AZIONI RICHIESTE:
1: Nel testo su Lisbona, che cos'è la Maciera?
2: Trascrivi fedelmente dal testo su Lisbona il passo compreso tra "Abbandoniamo un’Italia fredda" e "lontano da Rossio.", estremi inclusi.
3: Prosegui il testo su Lisbona a partire dall'ultima frase riportata.

SEZIONE DEL DOCUMENTO:
--

Lisbona. Prometto feste, balli, e divertimento ai miei amici che
sembrano molto entusiasti di avventurarsi con me nella città del
Fado e per una volta mi trasformo io da cicerone della situazione.
Abbandoniamo un’Italia fredda e gelida per atterrare nella Lisbona
dal clima primaverile. Ci sistemiamo in un albergo economico e
dignitoso non lontano da Rossio.
Subito mi
cimento nelle vesti di guida turistica e trascino i miei amici alla
scoperta degli angolini piu’ caratteristici della città. Il clima
è decisamente mite e temperato, girare con camicetta in dicembre
inoltrato qui è normale. Trascorriamo i due giorni precedenti
l’ultimo dell’anno visitando la città e camminando molto. Anche Alex,
ovviamente fa la sua comparsa e trascina l’allegra combriccola in
tornei di calcetto e “giri” di birre e Maciera (un brandy tipico
della zona, molto buono).
Purtroppo
pero’ la sera dell’ultimo dell’anno il tempo fa i capricci ed inizia
una costante e fastidiosa pioggia che ahimè ci accompagnerà per
tutta la lunga serata.

--

DATI FORNITI:
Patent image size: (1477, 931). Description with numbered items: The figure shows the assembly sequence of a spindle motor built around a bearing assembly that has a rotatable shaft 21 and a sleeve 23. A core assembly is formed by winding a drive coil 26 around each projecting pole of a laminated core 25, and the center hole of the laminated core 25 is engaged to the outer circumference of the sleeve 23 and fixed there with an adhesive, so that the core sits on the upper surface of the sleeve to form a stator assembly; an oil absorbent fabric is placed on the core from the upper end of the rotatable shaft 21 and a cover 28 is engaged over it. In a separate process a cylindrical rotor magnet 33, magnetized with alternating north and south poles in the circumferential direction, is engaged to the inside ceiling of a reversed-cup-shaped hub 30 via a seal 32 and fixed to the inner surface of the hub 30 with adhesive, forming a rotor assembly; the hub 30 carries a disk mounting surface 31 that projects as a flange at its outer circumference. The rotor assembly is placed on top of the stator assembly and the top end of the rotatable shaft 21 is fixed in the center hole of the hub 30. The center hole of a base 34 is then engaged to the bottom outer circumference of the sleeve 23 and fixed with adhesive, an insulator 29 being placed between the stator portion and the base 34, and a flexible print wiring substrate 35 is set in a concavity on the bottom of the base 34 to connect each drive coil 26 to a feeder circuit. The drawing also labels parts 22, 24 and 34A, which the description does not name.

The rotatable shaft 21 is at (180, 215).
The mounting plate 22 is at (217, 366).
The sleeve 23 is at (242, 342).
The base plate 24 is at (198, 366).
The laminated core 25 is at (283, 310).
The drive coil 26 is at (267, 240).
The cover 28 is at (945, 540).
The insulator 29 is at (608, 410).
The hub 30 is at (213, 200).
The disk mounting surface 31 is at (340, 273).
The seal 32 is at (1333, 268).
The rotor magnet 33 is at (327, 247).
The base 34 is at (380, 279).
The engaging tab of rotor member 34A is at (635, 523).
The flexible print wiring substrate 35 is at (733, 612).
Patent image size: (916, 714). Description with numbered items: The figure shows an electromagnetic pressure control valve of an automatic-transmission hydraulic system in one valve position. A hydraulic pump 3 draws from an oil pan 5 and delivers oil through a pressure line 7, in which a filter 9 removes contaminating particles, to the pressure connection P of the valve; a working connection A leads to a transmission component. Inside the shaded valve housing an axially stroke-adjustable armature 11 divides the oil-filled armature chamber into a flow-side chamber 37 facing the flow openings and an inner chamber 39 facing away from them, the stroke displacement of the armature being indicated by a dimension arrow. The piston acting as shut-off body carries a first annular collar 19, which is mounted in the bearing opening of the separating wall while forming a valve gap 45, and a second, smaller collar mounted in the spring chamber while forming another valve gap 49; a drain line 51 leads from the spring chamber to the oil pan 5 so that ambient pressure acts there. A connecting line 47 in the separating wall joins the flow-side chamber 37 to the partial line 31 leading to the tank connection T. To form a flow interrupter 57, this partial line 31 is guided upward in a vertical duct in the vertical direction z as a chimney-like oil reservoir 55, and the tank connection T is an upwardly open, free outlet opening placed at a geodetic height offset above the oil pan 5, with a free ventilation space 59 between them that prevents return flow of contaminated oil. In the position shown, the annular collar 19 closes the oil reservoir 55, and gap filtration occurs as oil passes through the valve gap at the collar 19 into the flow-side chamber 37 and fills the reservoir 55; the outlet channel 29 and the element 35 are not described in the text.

--

RISPOSTE NUMERATE:
1: Un brandy tipico della zona, molto buono.

2:
Abbandoniamo un’Italia fredda e gelida per atterrare nella Lisbona
dal clima primaverile. Ci sistemiamo in un albergo economico e
dignitoso non lontano da Rossio.

3:
I
preparativi per accogliere il nuovo anno sono decisamente ben
organizzati. Nella zona di Belèm è stato allestito un mega palco e
tutto il parco si è trasformato in una grandissima discoteca. C’è
tantissima gente, l’atmosfera è coinvolgente, la mezzanotte è
accolta da un lungo e bellissimo spettacolo pirotecnico, ma poi un
gran temporale fa la sua comparsa. Sostiamo speranzosi sotto a
degli alberi, ma la situazione, anziché migliorare pian piano
peggiora ed allora optiamo per raggiungere le Doches, dove ci sono
tantissimi locali. Prendere un taxi diventa “un’impresa
astronomica”, la pioggia ha sorpreso tutti e il “fuggi fuggi “ è
generale. Prendiamo un tram, e poi ci perdiamo…
Passiamo
tutta la nottata sotto un diluvio di pioggia, camminando in una
Lisbona deserta ed imprecando come non mai. Cerchiamo di prenderla
con “filosofia” certo è che questo temporale (che è durato anche il
giorno dopo) ha proprio rovinato tutti i nostri piani!
“Capodanno bagnato, capodanno fortunato”? SPERIAMO!